Collected data:
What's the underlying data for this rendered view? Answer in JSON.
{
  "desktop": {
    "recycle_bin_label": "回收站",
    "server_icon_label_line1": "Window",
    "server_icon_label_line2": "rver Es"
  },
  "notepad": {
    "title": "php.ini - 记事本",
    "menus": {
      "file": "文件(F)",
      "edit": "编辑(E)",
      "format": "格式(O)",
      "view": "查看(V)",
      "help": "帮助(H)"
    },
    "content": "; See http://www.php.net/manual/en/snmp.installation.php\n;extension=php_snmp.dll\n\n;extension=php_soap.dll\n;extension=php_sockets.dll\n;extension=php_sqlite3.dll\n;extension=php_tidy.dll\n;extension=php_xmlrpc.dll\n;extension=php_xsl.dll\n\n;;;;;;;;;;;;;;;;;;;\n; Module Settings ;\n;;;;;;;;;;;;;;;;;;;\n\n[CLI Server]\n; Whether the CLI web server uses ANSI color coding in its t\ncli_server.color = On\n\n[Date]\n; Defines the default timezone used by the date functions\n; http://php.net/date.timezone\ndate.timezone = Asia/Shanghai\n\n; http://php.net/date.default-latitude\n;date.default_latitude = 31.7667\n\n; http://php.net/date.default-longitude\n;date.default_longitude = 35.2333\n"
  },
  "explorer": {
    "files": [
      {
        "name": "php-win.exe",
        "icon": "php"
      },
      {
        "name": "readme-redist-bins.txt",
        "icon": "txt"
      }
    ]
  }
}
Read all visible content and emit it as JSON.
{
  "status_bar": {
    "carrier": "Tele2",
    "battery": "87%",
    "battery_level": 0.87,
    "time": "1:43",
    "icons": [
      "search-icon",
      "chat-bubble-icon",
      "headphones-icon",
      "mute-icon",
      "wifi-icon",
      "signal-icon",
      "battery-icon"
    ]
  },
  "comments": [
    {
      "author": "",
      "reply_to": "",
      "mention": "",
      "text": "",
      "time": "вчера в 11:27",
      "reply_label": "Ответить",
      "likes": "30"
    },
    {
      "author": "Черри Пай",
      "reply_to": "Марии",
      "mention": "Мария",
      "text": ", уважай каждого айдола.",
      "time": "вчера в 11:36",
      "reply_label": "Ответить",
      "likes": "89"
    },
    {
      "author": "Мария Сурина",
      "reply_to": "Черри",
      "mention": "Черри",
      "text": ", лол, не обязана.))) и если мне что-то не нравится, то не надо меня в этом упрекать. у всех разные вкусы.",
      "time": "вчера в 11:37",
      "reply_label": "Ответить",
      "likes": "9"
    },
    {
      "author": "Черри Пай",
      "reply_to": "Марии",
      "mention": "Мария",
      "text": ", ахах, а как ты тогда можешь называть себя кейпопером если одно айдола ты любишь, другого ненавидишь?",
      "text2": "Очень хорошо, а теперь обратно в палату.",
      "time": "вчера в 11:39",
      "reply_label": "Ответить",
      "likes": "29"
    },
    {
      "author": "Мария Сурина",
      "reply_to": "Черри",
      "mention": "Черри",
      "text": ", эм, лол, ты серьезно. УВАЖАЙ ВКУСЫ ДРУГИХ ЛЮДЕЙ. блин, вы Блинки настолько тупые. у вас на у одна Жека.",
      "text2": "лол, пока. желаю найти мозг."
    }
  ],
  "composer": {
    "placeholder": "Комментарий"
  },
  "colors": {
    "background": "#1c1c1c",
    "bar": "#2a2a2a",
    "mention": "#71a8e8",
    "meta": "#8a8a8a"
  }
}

__TO DO__: Of the lines above, how many include the word "name"? Reply with the number only.

__SOLUTION TO THE EXERCISE__: 2